What is needed: Please write out all of the data below word for word, keeping every line.

Dataset records:
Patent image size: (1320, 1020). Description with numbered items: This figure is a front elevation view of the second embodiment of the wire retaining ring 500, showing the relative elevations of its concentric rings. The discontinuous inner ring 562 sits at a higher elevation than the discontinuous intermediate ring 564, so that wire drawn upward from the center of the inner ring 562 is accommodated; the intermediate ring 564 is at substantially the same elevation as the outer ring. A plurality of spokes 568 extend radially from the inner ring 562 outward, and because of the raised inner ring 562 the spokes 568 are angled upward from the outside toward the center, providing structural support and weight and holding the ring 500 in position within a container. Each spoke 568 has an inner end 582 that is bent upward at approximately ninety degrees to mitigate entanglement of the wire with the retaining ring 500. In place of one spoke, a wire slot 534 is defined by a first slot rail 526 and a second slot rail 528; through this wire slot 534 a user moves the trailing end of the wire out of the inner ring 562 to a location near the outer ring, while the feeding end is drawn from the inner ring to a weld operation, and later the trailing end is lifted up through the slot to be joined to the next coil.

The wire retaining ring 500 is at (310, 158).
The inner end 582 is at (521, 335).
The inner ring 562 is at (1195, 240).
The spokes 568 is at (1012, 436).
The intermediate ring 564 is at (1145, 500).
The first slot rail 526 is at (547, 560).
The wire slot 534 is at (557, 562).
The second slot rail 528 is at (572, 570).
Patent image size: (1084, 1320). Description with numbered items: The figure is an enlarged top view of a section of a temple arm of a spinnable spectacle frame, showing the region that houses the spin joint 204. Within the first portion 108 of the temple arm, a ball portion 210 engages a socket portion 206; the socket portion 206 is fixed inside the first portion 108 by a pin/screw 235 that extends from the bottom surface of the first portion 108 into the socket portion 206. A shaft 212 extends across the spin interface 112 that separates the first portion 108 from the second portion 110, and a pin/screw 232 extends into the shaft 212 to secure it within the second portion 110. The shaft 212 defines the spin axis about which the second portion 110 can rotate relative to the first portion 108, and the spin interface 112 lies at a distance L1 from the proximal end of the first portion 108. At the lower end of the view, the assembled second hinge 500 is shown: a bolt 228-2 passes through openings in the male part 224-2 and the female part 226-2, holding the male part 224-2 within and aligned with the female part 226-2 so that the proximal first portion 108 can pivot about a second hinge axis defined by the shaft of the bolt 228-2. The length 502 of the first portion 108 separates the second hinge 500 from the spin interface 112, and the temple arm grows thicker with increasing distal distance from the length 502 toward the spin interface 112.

Result:
Patent image size: (1320, 1020). Description with numbered items: This figure is a front elevation view of the second embodiment of the wire retaining ring 500, showing the relative elevations of its concentric rings. The discontinuous inner ring 562 sits at a higher elevation than the discontinuous intermediate ring 564, so that wire drawn upward from the center of the inner ring 562 is accommodated; the intermediate ring 564 is at substantially the same elevation as the outer ring. A plurality of spokes 568 extend radially from the inner ring 562 outward, and because of the raised inner ring 562 the spokes 568 are angled upward from the outside toward the center, providing structural support and weight and holding the ring 500 in position within a container. Each spoke 568 has an inner end 582 that is bent upward at approximately ninety degrees to mitigate entanglement of the wire with the retaining ring 500. In place of one spoke, a wire slot 534 is defined by a first slot rail 526 and a second slot rail 528; through this wire slot 534 a user moves the trailing end of the wire out of the inner ring 562 to a location near the outer ring, while the feeding end is drawn from the inner ring to a weld operation, and later the trailing end is lifted up through the slot to be joined to the next coil.

The wire retaining ring 500 is at (310, 158).
The inner end 582 is at (521, 335).
The inner ring 562 is at (1195, 240).
The spokes 568 is at (1012, 436).
The intermediate ring 564 is at (1145, 500).
The first slot rail 526 is at (547, 560).
The wire slot 534 is at (557, 562).
The second slot rail 528 is at (572, 570).
Patent image size: (1084, 1320). Description with numbered items: The figure is an enlarged top view of a section of a temple arm of a spinnable spectacle frame, showing the region that houses the spin joint 204. Within the first portion 108 of the temple arm, a ball portion 210 engages a socket portion 206; the socket portion 206 is fixed inside the first portion 108 by a pin/screw 235 that extends from the bottom surface of the first portion 108 into the socket portion 206. A shaft 212 extends across the spin interface 112 that separates the first portion 108 from the second portion 110, and a pin/screw 232 extends into the shaft 212 to secure it within the second portion 110. The shaft 212 defines the spin axis about which the second portion 110 can rotate relative to the first portion 108, and the spin interface 112 lies at a distance L1 from the proximal end of the first portion 108. At the lower end of the view, the assembled second hinge 500 is shown: a bolt 228-2 passes through openings in the male part 224-2 and the female part 226-2, holding the male part 224-2 within and aligned with the female part 226-2 so that the proximal first portion 108 can pivot about a second hinge axis defined by the shaft of the bolt 228-2. The length 502 of the first portion 108 separates the second hinge 500 from the spin interface 112, and the temple arm grows thicker with increasing distal distance from the length 502 toward the spin interface 112.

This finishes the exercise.